▶ [Exercise requirements]: Look at each line of the records and count those with "things" in them. Please answer with the count alone.

▶ [Supplied records]:
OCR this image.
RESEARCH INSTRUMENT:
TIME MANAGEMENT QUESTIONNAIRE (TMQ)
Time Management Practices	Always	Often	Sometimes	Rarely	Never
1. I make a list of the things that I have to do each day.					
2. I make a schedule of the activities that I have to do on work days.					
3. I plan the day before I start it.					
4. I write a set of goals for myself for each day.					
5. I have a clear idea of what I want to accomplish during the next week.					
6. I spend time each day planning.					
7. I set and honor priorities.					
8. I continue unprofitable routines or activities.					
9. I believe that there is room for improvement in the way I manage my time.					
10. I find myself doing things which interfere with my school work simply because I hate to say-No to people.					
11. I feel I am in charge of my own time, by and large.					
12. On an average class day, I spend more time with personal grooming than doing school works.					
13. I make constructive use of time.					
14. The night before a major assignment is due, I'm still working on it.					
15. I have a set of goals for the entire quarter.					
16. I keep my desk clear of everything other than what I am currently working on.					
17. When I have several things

▶ [Correct result]: 3